The asset quality metrics also remained comfortable with the company’s 90+ dpd remaining range bound at 3.5%-4.5% over the last 5 years. As on September 30, 2023, the 90+ dpd (including repossessed assets) stood at 3.4%, as compared to 4.2% as on March 31, 2023. The asset quality metrics are further supported by the reducing repossessed portfolio, which has dropped to 0.3% of the overall AUM in September 2023, as against 2.5% in March 2019. Even on a lagged basis, the asset quality metrics remained comfortable with 1-year lagged 90+ dpd range-bound at 4.3% as on September 30, 2023, similar to that as on March 31, 2023. The comfortable asset quality metrics were supported by the strong collection efficiency numbers, wherein, the company has been reporting the efficiency ratio in the range of 95%-105% across months, thereby indicating strong collections from the overdue portfolio also. Nevertheless, the company had a restructured portfolio of 3.3% as on September 30, 2023.

 

CRISIL Ratings understands that most of the restructured portfolio remained at the current stage. Additionally, the company has already provided Rs 150 crore on the restructured portfolio, which is expected to be retained in the near term, thereby providing comfort for any potential slippages which might arise from the restructured portfolio, nevertheless, the same remains a key monitorable.

 

In terms of segment-wise performance at the standalone level, the 90+ dpd in vehicle portfolio stood at 4.6% as on September 30, 2023, as against 4.9% as on March 31, 2023. LAP 90+ dpd stood at 1.3% as on September 30, 2023, vis-a-vis 1.5% as on March 31, 2023. The company is trying to reduce its focus on first-time users/buyers, and rather increase the share of large and medium fleet operators to support asset quality metrics in the medium term. Further, while the company has forayed into non-vehicle loans, this segment is relatively new, having been built up only over the last few years.

 

The asset quality metrics remained comfortable at the consolidated level also, supported by the relatively safer home loan segment parked at the housing finance subsidiary. The 90+ dpd, at the consolidated level, stood at 3.2% as on September 30, 2023, as against 3.5% as on March 31, 2023.

-----

▶ Direction 1
Retype the passage of the asset quality excerpt between "In terms of" and "last few years.", inclusive.
▶ Direction 2
Using the asset quality excerpt, decide whether each statement agrees with it. Answer yes or no, and quote the words that decide it.
(a) The company's restructured portfolio was 3.3% as on September 30, 2023.
(b) The LAP 90+ dpd rose between March 31, 2023 and September 30, 2023.
(c) The company is increasing its focus on first-time users/buyers.
▶ Direction 3
Carry on the asset quality excerpt from its last sentence.

-----

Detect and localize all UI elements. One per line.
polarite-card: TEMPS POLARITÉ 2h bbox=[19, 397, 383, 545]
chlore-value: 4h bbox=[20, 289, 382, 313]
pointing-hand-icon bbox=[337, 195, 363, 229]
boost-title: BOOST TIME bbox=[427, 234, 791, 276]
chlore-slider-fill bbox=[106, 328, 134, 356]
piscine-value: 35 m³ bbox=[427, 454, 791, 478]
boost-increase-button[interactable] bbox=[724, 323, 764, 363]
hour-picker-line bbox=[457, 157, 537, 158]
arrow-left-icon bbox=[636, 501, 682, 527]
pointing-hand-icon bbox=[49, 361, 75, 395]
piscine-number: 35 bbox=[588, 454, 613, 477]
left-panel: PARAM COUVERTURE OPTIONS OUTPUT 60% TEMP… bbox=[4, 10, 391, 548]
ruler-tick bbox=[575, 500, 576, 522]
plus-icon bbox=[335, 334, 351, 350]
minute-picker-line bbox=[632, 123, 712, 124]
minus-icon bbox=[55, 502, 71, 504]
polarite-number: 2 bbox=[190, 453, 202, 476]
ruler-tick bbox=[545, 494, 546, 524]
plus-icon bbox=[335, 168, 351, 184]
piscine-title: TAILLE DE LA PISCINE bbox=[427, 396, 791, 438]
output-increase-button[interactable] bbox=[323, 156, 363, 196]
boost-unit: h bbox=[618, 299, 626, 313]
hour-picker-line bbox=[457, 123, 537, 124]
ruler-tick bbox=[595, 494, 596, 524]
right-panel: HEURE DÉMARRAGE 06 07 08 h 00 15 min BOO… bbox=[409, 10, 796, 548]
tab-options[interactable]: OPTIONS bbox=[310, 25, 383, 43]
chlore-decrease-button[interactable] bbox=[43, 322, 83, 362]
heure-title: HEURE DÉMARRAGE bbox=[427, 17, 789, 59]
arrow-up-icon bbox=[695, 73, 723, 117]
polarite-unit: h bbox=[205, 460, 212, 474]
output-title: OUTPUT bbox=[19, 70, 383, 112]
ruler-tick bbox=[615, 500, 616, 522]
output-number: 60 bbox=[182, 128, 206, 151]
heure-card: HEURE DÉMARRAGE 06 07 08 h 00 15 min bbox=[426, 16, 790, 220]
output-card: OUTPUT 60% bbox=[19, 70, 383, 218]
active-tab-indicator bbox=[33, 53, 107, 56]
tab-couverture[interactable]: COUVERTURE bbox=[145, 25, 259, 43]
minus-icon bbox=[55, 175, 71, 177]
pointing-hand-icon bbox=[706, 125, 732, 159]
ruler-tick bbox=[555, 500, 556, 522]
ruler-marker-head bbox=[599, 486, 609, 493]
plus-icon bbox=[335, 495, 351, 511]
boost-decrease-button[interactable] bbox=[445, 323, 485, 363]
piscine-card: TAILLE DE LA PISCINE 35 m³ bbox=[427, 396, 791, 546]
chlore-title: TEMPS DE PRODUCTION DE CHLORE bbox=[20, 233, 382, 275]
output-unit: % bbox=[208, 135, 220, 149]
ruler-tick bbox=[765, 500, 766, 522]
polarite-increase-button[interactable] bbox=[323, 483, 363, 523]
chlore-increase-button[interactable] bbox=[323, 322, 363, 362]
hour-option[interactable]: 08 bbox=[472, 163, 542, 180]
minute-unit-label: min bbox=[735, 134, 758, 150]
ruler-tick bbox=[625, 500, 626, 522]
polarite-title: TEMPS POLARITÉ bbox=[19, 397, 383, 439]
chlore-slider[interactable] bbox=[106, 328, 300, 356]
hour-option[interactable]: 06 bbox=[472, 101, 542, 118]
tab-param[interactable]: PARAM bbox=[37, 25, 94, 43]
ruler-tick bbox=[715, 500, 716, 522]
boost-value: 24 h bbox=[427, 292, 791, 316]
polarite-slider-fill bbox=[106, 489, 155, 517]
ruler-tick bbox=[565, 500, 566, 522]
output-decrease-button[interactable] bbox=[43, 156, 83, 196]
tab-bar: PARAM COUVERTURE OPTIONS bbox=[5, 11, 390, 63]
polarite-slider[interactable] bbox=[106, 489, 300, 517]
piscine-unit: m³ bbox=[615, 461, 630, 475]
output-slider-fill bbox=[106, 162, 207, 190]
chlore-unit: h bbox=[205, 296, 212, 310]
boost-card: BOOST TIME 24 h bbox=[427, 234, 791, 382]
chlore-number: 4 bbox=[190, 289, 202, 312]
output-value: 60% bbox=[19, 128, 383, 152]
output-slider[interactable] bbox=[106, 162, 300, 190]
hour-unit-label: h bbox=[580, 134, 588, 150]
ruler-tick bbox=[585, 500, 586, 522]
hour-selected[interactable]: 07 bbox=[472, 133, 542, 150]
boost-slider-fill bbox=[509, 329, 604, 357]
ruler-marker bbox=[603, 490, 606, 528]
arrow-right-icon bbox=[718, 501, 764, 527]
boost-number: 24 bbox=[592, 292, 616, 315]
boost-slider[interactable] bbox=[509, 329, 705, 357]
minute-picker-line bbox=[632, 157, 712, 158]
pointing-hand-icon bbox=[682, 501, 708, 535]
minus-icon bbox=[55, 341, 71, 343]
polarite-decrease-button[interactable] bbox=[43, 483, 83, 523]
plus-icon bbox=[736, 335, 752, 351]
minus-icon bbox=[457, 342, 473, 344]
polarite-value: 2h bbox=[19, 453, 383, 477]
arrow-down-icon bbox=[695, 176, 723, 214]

-----

▶ Written reply 1
In terms of segment-wise performance at the standalone level, the 90+ dpd in vehicle portfolio stood at 4.6% as on September 30, 2023, as against 4.9% as on March 31, 2023. LAP 90+ dpd stood at 1.3% as on September 30, 2023, vis-a-vis 1.5% as on March 31, 2023. The company is trying to reduce its focus on first-time users/buyers, and rather increase the share of large and medium fleet operators to support asset quality metrics in the medium term. Further, while the company has forayed into non-vehicle loans, this segment is relatively new, having been built up only over the last few years.

▶ Written reply 2
(a) Yes: "the company had a restructured portfolio of 3.3% as on September 30, 2023"
(b) No: "LAP 90+ dpd stood at 1.3% as on September 30, 2023, vis-a-vis 1.5% as on March 31, 2023"
(c) No: "The company is trying to reduce its focus on first-time users/buyers"

▶ Written reply 3
  • Moderate earnings profile

The earnings profile is marked by relatively lower net interest margin (NIMs), though partly aided by the operating expenses ratio, which lags the industry average. At the standalone level, the NIMs have fallen sharply from their levels seen in fiscal 2014, in line with change in focus towards the competitive strategic segment. Annualized NIM stood at 3.9% for fiscal 2023. The same was offset by the lower operating expenses and reduction in the credit costs. The credit costs improved to 2.1% in fiscal 2023, as against 2.7% in fiscal 2022. Consequently, return on managed assets (RoMA) remained stable at 1.0% during the fiscal.

 

End September 30, 2023, with NIMs remaining range-bound, while the average borrowing cost elevated during the period on the back of RBI’s repo-rate hike, HLF reported RoMA of 0.8% (annualized) during the six-month period, with PAT of Rs 139 crore.

 

While the earnings profile is marked by relatively lower NIMs at the consolidated level also, nevertheless, given the presence of the housing finance subsidiary in the affordable home loans and small-ticket size LAP, the top line gets some comfort in the form of higher yields. Additionally, the relatively safer asset class in the housing finance further provides comfort on the credit cost. Consequently, the RoMA for the consolidated entity stood at 1.3% during six-month period ending September 30, 2023, (1.4%: Fiscal 2023), as against 1.1% in fiscal 2022.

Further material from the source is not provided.